- [Work to complete]: Go through the listing and set it down exactly, leaving out its pictures.

- [Record extracts]:
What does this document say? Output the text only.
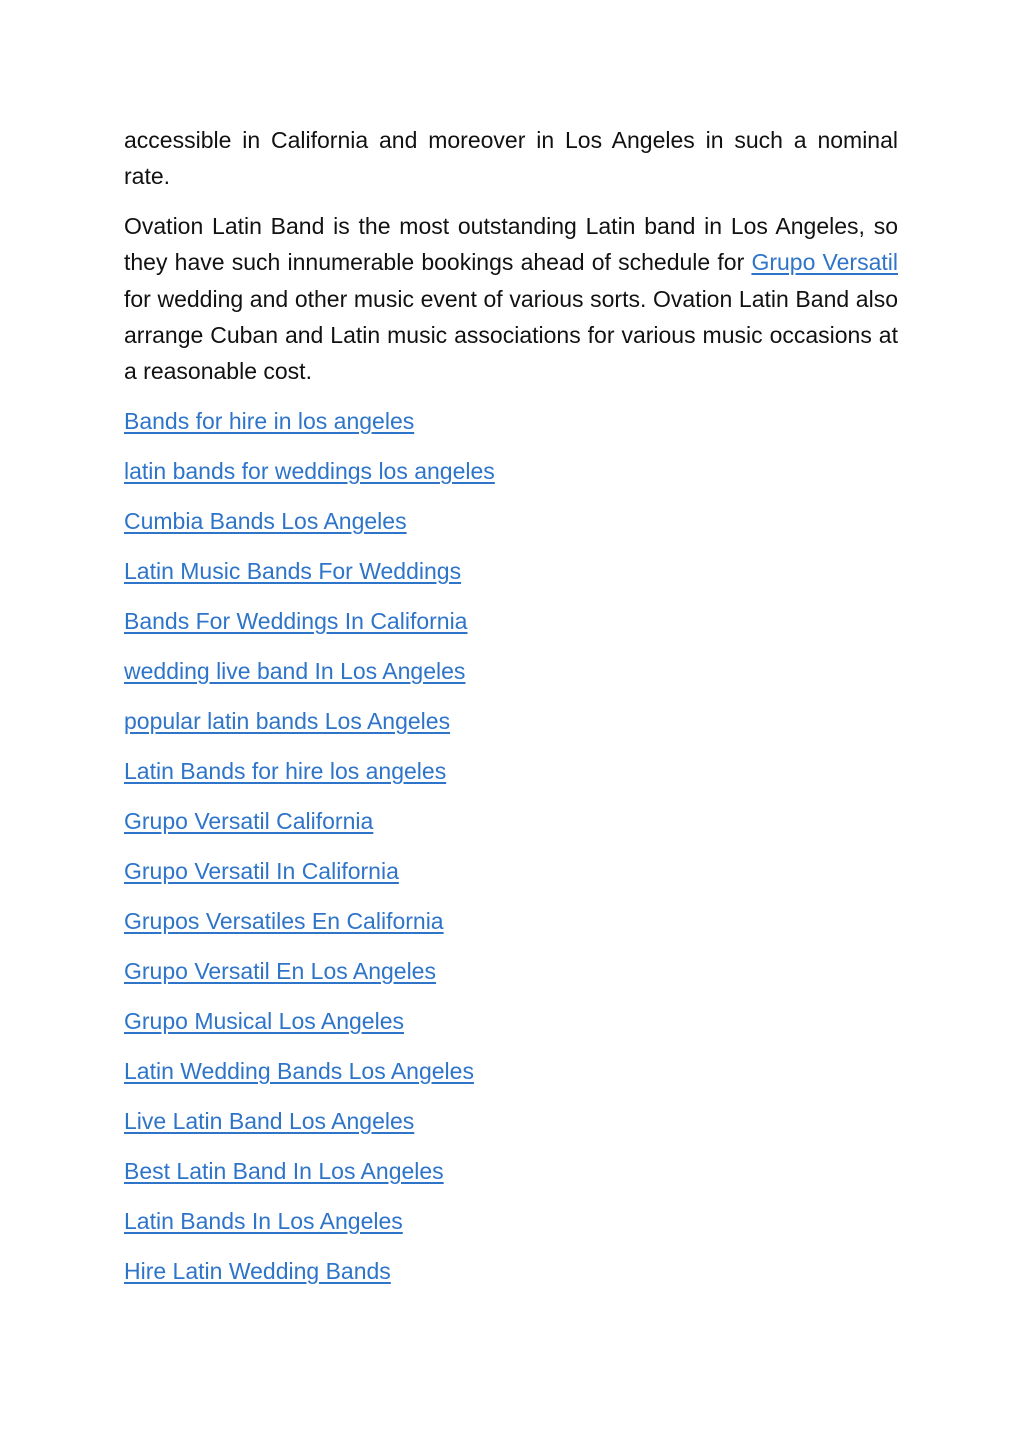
accessible in California and moreover in Los Angeles in such a nominal rate.

Ovation Latin Band is the most outstanding Latin band in Los Angeles, so they have such innumerable bookings ahead of schedule for Grupo Versatil for wedding and other music event of various sorts. Ovation Latin Band also arrange Cuban and Latin music associations for various music occasions at a reasonable cost.

Bands for hire in los angeles
latin bands for weddings los angeles
Cumbia Bands Los Angeles
Latin Music Bands For Weddings
Bands For Weddings In California
wedding live band In Los Angeles
popular latin bands Los Angeles
Latin Bands for hire los angeles
Grupo Versatil California
Grupo Versatil In California
Grupos Versatiles En California
Grupo Versatil En Los Angeles
Grupo Musical Los Angeles
Latin Wedding Bands Los Angeles
Live Latin Band Los Angeles
Best Latin Band In Los Angeles
Latin Bands In Los Angeles
Hire Latin Wedding Bands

- [Result]:
What does this document say? Output the text only.
accessible in California and moreover in Los Angeles in such a nominal rate.

Ovation Latin Band is the most outstanding Latin band in Los Angeles, so they have such innumerable bookings ahead of schedule for Grupo Versatil for wedding and other music event of various sorts. Ovation Latin Band also arrange Cuban and Latin music associations for various music occasions at a reasonable cost.

Bands for hire in los angeles
latin bands for weddings los angeles
Cumbia Bands Los Angeles
Latin Music Bands For Weddings
Bands For Weddings In California
wedding live band In Los Angeles
popular latin bands Los Angeles
Latin Bands for hire los angeles
Grupo Versatil California
Grupo Versatil In California
Grupos Versatiles En California
Grupo Versatil En Los Angeles
Grupo Musical Los Angeles
Latin Wedding Bands Los Angeles
Live Latin Band Los Angeles
Best Latin Band In Los Angeles
Latin Bands In Los Angeles
Hire Latin Wedding Bands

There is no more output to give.